#### [Prompt]
Reproduce verbatim the stretch of the material below from the line containing "nav-dev-guide[interactable]: 开发向导 <box>0" through the line containing "nav-d3-engine[interactable]: D3 Engine", both ends included, and nothing else.

#### [Records for the exercise]
◇ ◇ ◇ ◇
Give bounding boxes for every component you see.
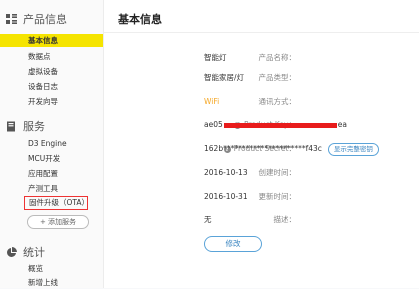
nav-dev-guide[interactable]: 开发向导 <box>0 95 103 108</box>
section-label: 产品信息 <box>23 13 67 26</box>
field-label: 更新时间： <box>258 192 297 201</box>
field-label: 产品类型： <box>258 73 297 82</box>
field-value: ae05 ea <box>204 118 347 132</box>
field-label: 描述： <box>273 215 297 224</box>
nav-d3-engine[interactable]: D3 Engine <box>0 137 103 150</box>
field-product-secret: ? Product Secret： 162b******************… <box>104 142 419 156</box>
nav-basic-info[interactable]: 基本信息 <box>0 34 103 47</box>
field-label: 创建时间： <box>258 168 297 177</box>
section-label: 服务 <box>23 120 45 133</box>
field-value: 2016-10-13 <box>204 168 248 177</box>
field-label: 通讯方式： <box>258 97 297 106</box>
section-product-info[interactable]: 产品信息 <box>4 11 67 27</box>
nav-mcu-dev[interactable]: MCU开发 <box>0 152 103 165</box>
nav-overview[interactable]: 概览 <box>0 262 103 275</box>
secret-value: 162b**********************f43c <box>204 144 322 153</box>
divider <box>104 32 419 33</box>
field-value: 无 <box>204 215 212 224</box>
field-updated-time: 更新时间： 2016-10-31 <box>104 190 419 204</box>
pie-chart-icon <box>4 245 18 259</box>
show-full-key-button[interactable]: 显示完整密钥 <box>327 142 379 156</box>
nav-ota-upgrade[interactable]: 固件升级（OTA） <box>24 196 89 210</box>
field-value: 2016-10-31 <box>204 192 248 201</box>
field-comm-method: 通讯方式： WiFi <box>104 95 419 109</box>
edit-button[interactable]: 修改 <box>204 236 262 252</box>
field-value: 智能家居/灯 <box>204 73 245 82</box>
add-service-button[interactable]: + 添加服务 <box>27 215 89 229</box>
nav-app-config[interactable]: 应用配置 <box>0 167 103 180</box>
nav-data-points[interactable]: 数据点 <box>0 50 103 63</box>
nav-device-log[interactable]: 设备日志 <box>0 80 103 93</box>
main-panel: 基本信息 产品名称： 智能灯 产品类型： 智能家居/灯 通讯方式： WiFi ?… <box>104 0 419 288</box>
field-created-time: 创建时间： 2016-10-13 <box>104 166 419 180</box>
key-prefix: ae05 <box>204 120 223 129</box>
grid-icon <box>4 12 18 26</box>
page-title: 基本信息 <box>118 13 162 26</box>
field-value: 智能灯 <box>204 53 227 62</box>
nav-virtual-device[interactable]: 虚拟设备 <box>0 65 103 78</box>
nav-new-online[interactable]: 新增上线 <box>0 276 103 289</box>
section-statistics[interactable]: 统计 <box>4 244 45 260</box>
nav-production-test[interactable]: 产测工具 <box>0 182 103 195</box>
field-label: 产品名称： <box>258 53 297 62</box>
field-value: 162b**********************f43c 显示完整密钥 <box>204 142 379 156</box>
section-label: 统计 <box>23 246 45 259</box>
sidebar: 产品信息 基本信息 数据点 虚拟设备 设备日志 开发向导 服务 D3 Engin… <box>0 0 104 288</box>
field-description: 描述： 无 <box>104 213 419 227</box>
field-product-name: 产品名称： 智能灯 <box>104 51 419 65</box>
field-product-type: 产品类型： 智能家居/灯 <box>104 71 419 85</box>
book-icon <box>4 119 18 133</box>
section-services[interactable]: 服务 <box>4 118 45 134</box>
field-product-key: ? Product Key： ae05 ea <box>104 118 419 132</box>
key-suffix: ea <box>337 120 347 129</box>
field-value: WiFi <box>204 97 220 106</box>
redaction-bar <box>223 122 337 128</box>
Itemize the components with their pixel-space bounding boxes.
◇ ◇ ◇ ◇
#### [Task solution]
nav-dev-guide[interactable]: 开发向导 <box>0 95 103 108</box>
section-label: 产品信息 <box>23 13 67 26</box>
field-label: 更新时间： <box>258 192 297 201</box>
field-label: 产品类型： <box>258 73 297 82</box>
field-value: ae05 ea <box>204 118 347 132</box>
field-label: 描述： <box>273 215 297 224</box>
nav-d3-engine[interactable]: D3 Engine <box>0 137 103 150</box>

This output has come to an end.